§ Stated problem
Pull out all lines from the listing below in which the word "MZTA" appears.

§ Given records
____

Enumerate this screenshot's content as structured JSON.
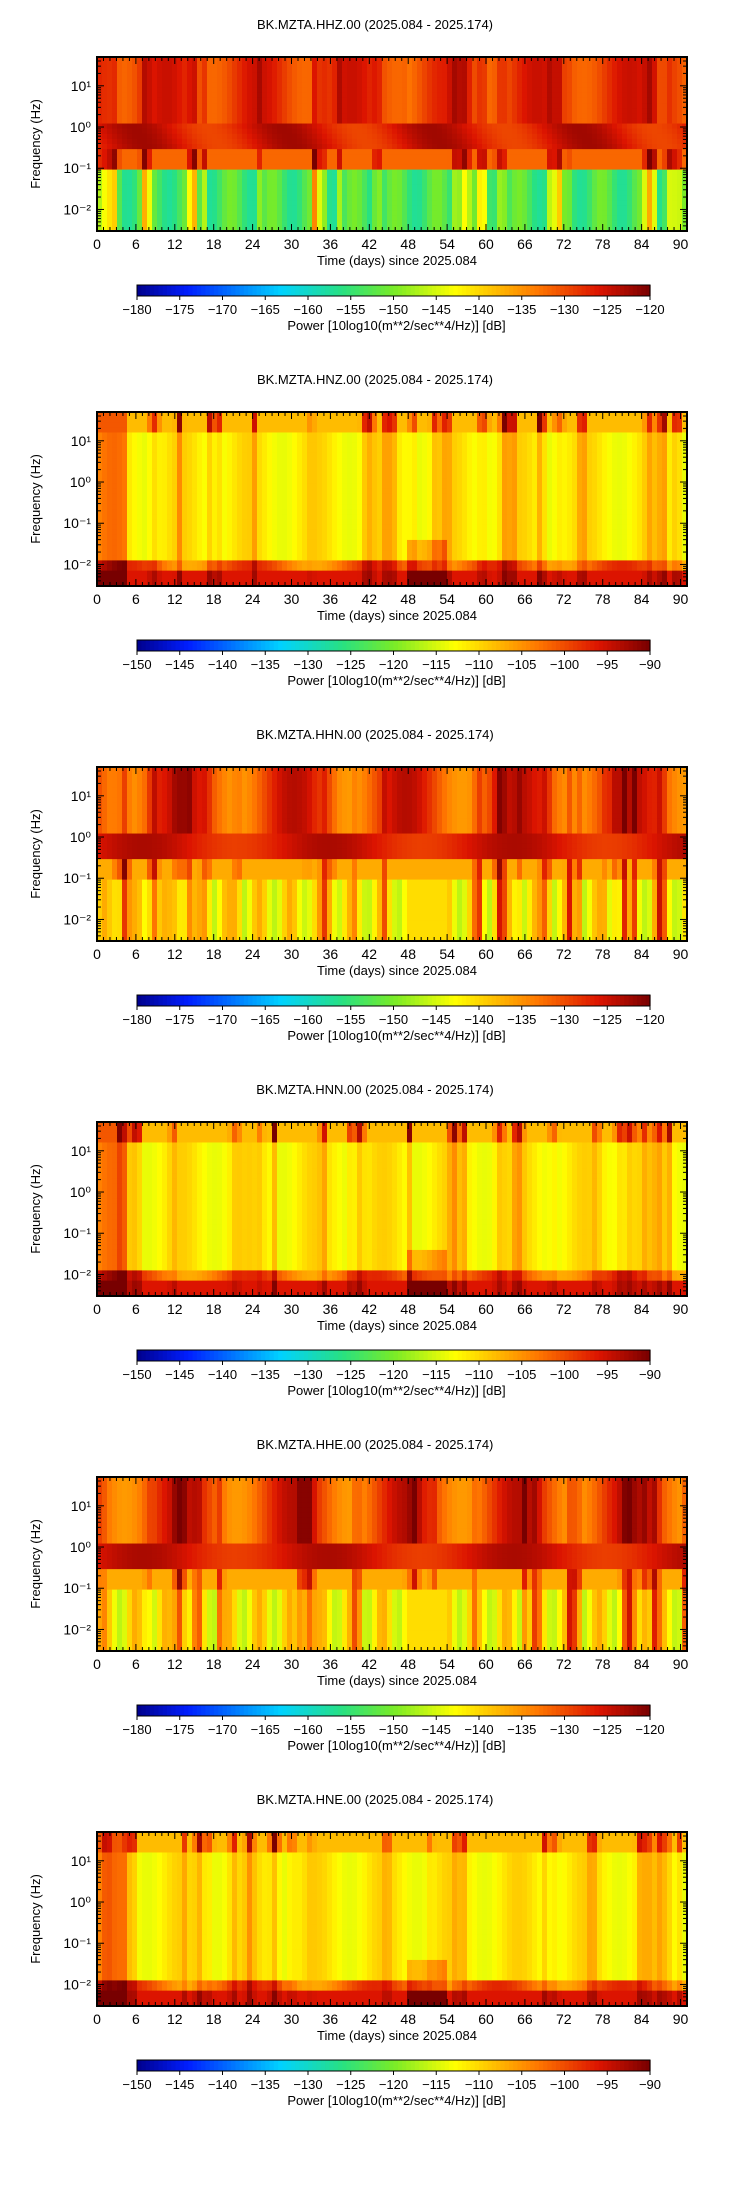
{
  "chart_data": [
    {
      "type": "heatmap",
      "title": "BK.MZTA.HHZ.00 (2025.084 - 2025.174)",
      "xlabel": "Time (days) since 2025.084",
      "ylabel": "Frequency (Hz)",
      "x_ticks": [
        "0",
        "6",
        "12",
        "18",
        "24",
        "30",
        "36",
        "42",
        "48",
        "54",
        "60",
        "66",
        "72",
        "78",
        "84",
        "90"
      ],
      "y_ticks": [
        "10¹",
        "10⁰",
        "10⁻¹",
        "10⁻²"
      ],
      "xlim": [
        0,
        91
      ],
      "ylim": [
        0.003,
        50
      ],
      "yscale": "log",
      "colorbar": {
        "label": "Power [10log10(m**2/sec**4/Hz)] [dB]",
        "ticks": [
          "−180",
          "−175",
          "−170",
          "−165",
          "−160",
          "−155",
          "−150",
          "−145",
          "−140",
          "−135",
          "−130",
          "−125",
          "−120"
        ],
        "range": [
          -180,
          -120
        ],
        "colormap": "jet-like (blue-cyan-green-yellow-red-darkred)"
      },
      "pattern": "broadband"
    },
    {
      "type": "heatmap",
      "title": "BK.MZTA.HNZ.00 (2025.084 - 2025.174)",
      "xlabel": "Time (days) since 2025.084",
      "ylabel": "Frequency (Hz)",
      "x_ticks": [
        "0",
        "6",
        "12",
        "18",
        "24",
        "30",
        "36",
        "42",
        "48",
        "54",
        "60",
        "66",
        "72",
        "78",
        "84",
        "90"
      ],
      "y_ticks": [
        "10¹",
        "10⁰",
        "10⁻¹",
        "10⁻²"
      ],
      "xlim": [
        0,
        91
      ],
      "ylim": [
        0.003,
        50
      ],
      "yscale": "log",
      "colorbar": {
        "label": "Power [10log10(m**2/sec**4/Hz)] [dB]",
        "ticks": [
          "−150",
          "−145",
          "−140",
          "−135",
          "−130",
          "−125",
          "−120",
          "−115",
          "−110",
          "−105",
          "−100",
          "−95",
          "−90"
        ],
        "range": [
          -150,
          -90
        ],
        "colormap": "jet-like (blue-cyan-green-yellow-red-darkred)"
      },
      "pattern": "strong-motion"
    },
    {
      "type": "heatmap",
      "title": "BK.MZTA.HHN.00 (2025.084 - 2025.174)",
      "xlabel": "Time (days) since 2025.084",
      "ylabel": "Frequency (Hz)",
      "x_ticks": [
        "0",
        "6",
        "12",
        "18",
        "24",
        "30",
        "36",
        "42",
        "48",
        "54",
        "60",
        "66",
        "72",
        "78",
        "84",
        "90"
      ],
      "y_ticks": [
        "10¹",
        "10⁰",
        "10⁻¹",
        "10⁻²"
      ],
      "xlim": [
        0,
        91
      ],
      "ylim": [
        0.003,
        50
      ],
      "yscale": "log",
      "colorbar": {
        "label": "Power [10log10(m**2/sec**4/Hz)] [dB]",
        "ticks": [
          "−180",
          "−175",
          "−170",
          "−165",
          "−160",
          "−155",
          "−150",
          "−145",
          "−140",
          "−135",
          "−130",
          "−125",
          "−120"
        ],
        "range": [
          -180,
          -120
        ],
        "colormap": "jet-like (blue-cyan-green-yellow-red-darkred)"
      },
      "pattern": "broadband-horizontal"
    },
    {
      "type": "heatmap",
      "title": "BK.MZTA.HNN.00 (2025.084 - 2025.174)",
      "xlabel": "Time (days) since 2025.084",
      "ylabel": "Frequency (Hz)",
      "x_ticks": [
        "0",
        "6",
        "12",
        "18",
        "24",
        "30",
        "36",
        "42",
        "48",
        "54",
        "60",
        "66",
        "72",
        "78",
        "84",
        "90"
      ],
      "y_ticks": [
        "10¹",
        "10⁰",
        "10⁻¹",
        "10⁻²"
      ],
      "xlim": [
        0,
        91
      ],
      "ylim": [
        0.003,
        50
      ],
      "yscale": "log",
      "colorbar": {
        "label": "Power [10log10(m**2/sec**4/Hz)] [dB]",
        "ticks": [
          "−150",
          "−145",
          "−140",
          "−135",
          "−130",
          "−125",
          "−120",
          "−115",
          "−110",
          "−105",
          "−100",
          "−95",
          "−90"
        ],
        "range": [
          -150,
          -90
        ],
        "colormap": "jet-like (blue-cyan-green-yellow-red-darkred)"
      },
      "pattern": "strong-motion"
    },
    {
      "type": "heatmap",
      "title": "BK.MZTA.HHE.00 (2025.084 - 2025.174)",
      "xlabel": "Time (days) since 2025.084",
      "ylabel": "Frequency (Hz)",
      "x_ticks": [
        "0",
        "6",
        "12",
        "18",
        "24",
        "30",
        "36",
        "42",
        "48",
        "54",
        "60",
        "66",
        "72",
        "78",
        "84",
        "90"
      ],
      "y_ticks": [
        "10¹",
        "10⁰",
        "10⁻¹",
        "10⁻²"
      ],
      "xlim": [
        0,
        91
      ],
      "ylim": [
        0.003,
        50
      ],
      "yscale": "log",
      "colorbar": {
        "label": "Power [10log10(m**2/sec**4/Hz)] [dB]",
        "ticks": [
          "−180",
          "−175",
          "−170",
          "−165",
          "−160",
          "−155",
          "−150",
          "−145",
          "−140",
          "−135",
          "−130",
          "−125",
          "−120"
        ],
        "range": [
          -180,
          -120
        ],
        "colormap": "jet-like (blue-cyan-green-yellow-red-darkred)"
      },
      "pattern": "broadband-horizontal"
    },
    {
      "type": "heatmap",
      "title": "BK.MZTA.HNE.00 (2025.084 - 2025.174)",
      "xlabel": "Time (days) since 2025.084",
      "ylabel": "Frequency (Hz)",
      "x_ticks": [
        "0",
        "6",
        "12",
        "18",
        "24",
        "30",
        "36",
        "42",
        "48",
        "54",
        "60",
        "66",
        "72",
        "78",
        "84",
        "90"
      ],
      "y_ticks": [
        "10¹",
        "10⁰",
        "10⁻¹",
        "10⁻²"
      ],
      "xlim": [
        0,
        91
      ],
      "ylim": [
        0.003,
        50
      ],
      "yscale": "log",
      "colorbar": {
        "label": "Power [10log10(m**2/sec**4/Hz)] [dB]",
        "ticks": [
          "−150",
          "−145",
          "−140",
          "−135",
          "−130",
          "−125",
          "−120",
          "−115",
          "−110",
          "−105",
          "−100",
          "−95",
          "−90"
        ],
        "range": [
          -150,
          -90
        ],
        "colormap": "jet-like (blue-cyan-green-yellow-red-darkred)"
      },
      "pattern": "strong-motion"
    }
  ]
}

____

§ Result below
      "title": "BK.MZTA.HHZ.00 (2025.084 - 2025.174)",
      "title": "BK.MZTA.HNZ.00 (2025.084 - 2025.174)",
      "title": "BK.MZTA.HHN.00 (2025.084 - 2025.174)",
      "title": "BK.MZTA.HNN.00 (2025.084 - 2025.174)",
      "title": "BK.MZTA.HHE.00 (2025.084 - 2025.174)",
      "title": "BK.MZTA.HNE.00 (2025.084 - 2025.174)",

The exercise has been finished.